Stored items:
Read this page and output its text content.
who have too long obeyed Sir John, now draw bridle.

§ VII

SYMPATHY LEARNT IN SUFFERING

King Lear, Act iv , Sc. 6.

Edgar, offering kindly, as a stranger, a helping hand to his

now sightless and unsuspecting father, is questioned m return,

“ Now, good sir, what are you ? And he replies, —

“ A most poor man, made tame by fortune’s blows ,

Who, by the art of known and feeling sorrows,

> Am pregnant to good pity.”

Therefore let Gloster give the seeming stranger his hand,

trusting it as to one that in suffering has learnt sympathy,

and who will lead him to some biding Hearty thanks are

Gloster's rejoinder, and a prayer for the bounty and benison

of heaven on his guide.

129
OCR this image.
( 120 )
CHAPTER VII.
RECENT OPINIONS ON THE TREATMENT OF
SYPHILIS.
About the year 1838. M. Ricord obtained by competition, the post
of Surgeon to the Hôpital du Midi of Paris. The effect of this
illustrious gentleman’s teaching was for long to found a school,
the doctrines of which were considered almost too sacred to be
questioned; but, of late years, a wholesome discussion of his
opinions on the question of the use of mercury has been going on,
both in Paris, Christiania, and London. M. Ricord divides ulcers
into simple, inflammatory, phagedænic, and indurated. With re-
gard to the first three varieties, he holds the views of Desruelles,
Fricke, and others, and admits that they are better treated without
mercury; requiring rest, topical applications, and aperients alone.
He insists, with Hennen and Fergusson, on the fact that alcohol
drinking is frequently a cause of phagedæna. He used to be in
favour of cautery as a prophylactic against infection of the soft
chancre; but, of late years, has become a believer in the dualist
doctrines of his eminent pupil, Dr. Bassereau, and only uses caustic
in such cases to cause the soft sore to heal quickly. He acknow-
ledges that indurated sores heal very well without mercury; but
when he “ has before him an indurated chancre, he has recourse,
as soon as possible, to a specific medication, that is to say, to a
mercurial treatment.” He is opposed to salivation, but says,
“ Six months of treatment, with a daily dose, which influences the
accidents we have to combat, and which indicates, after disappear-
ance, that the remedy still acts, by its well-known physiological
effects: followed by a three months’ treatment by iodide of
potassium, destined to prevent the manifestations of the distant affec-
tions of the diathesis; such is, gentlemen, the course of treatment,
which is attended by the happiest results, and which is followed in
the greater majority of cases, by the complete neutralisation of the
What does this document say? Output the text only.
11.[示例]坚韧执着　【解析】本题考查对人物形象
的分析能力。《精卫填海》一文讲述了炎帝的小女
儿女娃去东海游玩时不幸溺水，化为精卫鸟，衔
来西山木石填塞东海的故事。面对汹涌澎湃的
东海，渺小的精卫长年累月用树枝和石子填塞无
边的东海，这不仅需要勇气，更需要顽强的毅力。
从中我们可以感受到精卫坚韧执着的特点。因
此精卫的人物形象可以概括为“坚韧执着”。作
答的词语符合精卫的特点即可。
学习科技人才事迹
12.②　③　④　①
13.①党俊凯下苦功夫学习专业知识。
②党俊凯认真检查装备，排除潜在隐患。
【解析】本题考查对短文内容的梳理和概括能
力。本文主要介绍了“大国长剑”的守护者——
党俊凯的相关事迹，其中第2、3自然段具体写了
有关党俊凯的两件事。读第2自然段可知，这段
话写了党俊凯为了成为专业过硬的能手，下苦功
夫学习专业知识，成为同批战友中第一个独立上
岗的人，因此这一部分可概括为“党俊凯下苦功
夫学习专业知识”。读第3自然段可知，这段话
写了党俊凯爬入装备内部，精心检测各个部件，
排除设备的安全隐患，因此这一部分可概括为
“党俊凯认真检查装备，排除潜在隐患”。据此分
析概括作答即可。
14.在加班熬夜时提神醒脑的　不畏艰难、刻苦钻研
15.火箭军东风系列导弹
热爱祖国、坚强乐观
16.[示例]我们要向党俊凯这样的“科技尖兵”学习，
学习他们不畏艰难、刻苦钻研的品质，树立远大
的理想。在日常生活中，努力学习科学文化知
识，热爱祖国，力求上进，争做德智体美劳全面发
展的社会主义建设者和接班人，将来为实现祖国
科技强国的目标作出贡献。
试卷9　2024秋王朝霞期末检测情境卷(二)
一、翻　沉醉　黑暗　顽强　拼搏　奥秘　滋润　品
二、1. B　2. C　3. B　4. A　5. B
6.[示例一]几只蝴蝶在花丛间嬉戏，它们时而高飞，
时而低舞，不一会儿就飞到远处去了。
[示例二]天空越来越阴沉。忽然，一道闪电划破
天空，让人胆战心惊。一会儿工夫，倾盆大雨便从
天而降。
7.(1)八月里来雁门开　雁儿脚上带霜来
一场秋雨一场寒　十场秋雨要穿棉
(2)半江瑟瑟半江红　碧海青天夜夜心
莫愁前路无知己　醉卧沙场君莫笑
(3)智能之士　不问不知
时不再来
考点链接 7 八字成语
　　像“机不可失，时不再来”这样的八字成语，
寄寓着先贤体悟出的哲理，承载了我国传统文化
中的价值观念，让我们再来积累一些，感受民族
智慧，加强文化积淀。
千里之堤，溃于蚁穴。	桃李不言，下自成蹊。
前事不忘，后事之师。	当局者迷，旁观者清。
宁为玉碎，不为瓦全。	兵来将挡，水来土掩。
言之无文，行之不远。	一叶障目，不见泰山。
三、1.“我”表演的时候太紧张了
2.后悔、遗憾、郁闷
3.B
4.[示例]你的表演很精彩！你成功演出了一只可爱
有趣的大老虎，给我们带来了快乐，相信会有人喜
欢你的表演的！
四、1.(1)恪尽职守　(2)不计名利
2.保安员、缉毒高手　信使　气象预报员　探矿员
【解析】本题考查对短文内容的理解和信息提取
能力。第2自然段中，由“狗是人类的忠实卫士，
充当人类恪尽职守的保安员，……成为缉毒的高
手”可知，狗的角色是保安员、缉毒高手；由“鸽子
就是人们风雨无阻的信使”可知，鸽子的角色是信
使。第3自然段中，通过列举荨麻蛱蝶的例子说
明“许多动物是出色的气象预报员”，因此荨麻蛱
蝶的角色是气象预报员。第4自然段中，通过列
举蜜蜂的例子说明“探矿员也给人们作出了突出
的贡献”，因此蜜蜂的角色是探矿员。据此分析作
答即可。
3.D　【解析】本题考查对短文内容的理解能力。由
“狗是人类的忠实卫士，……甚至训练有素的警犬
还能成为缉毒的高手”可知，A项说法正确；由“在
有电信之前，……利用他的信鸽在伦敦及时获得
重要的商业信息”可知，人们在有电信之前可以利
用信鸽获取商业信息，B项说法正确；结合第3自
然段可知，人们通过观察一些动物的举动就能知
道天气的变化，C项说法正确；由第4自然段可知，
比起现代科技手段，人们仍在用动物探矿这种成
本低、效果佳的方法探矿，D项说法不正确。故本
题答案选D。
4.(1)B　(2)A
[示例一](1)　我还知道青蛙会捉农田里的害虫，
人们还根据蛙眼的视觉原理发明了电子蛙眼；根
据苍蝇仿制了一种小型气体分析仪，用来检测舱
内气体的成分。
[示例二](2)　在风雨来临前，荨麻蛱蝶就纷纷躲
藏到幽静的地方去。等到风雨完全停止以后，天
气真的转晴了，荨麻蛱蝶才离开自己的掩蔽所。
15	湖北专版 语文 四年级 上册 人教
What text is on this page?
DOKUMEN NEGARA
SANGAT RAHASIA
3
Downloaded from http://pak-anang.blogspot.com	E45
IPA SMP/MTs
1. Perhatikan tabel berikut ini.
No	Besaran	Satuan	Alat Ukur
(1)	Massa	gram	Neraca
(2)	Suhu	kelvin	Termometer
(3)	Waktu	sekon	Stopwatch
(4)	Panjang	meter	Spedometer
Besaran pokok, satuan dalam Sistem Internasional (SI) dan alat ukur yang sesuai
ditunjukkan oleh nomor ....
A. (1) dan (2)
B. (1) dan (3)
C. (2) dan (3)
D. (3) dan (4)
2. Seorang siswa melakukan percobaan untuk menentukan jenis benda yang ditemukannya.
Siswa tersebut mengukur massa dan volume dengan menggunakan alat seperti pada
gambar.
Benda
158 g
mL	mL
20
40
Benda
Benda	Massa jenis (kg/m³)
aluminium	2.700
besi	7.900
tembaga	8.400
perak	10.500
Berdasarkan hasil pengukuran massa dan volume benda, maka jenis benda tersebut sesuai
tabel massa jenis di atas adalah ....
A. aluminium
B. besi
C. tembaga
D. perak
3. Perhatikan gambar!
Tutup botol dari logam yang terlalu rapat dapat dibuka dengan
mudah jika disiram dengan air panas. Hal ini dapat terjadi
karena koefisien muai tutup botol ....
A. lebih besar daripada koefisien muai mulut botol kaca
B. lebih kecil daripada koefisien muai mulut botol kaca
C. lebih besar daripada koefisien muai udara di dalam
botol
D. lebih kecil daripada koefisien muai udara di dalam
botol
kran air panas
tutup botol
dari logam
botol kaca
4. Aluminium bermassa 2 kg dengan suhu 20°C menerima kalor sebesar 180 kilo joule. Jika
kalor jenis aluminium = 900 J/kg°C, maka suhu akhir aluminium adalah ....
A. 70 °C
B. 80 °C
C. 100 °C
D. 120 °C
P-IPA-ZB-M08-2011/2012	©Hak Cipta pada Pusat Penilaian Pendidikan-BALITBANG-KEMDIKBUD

To do >> Locate all lines in the listing above with the word "long" and copy them.

Solution to this task >>
who have too long obeyed Sir John, now draw bridle.
illustrious gentleman’s teaching was for long to found a school,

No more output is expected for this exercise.